Data supplied:
******************************

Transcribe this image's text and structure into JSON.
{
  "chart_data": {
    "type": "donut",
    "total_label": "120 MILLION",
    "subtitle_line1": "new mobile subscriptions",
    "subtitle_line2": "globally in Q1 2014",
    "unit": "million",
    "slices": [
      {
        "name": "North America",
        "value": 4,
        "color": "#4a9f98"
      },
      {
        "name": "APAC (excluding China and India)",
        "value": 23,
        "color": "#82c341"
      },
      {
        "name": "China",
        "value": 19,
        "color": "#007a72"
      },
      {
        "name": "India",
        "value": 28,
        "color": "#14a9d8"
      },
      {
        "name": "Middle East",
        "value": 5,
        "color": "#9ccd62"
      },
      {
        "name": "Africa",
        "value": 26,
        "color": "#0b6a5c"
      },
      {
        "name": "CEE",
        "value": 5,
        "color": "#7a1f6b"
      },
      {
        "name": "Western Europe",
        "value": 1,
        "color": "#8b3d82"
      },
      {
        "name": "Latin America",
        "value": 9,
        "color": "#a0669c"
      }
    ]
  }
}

******************************

Exercise prompt: Gather each line in the entries above where the string "value" is found.

Reply to the exercise:
        "value": 4,
        "value": 23,
        "value": 19,
        "value": 28,
        "value": 5,
        "value": 26,
        "value": 5,
        "value": 1,
        "value": 9,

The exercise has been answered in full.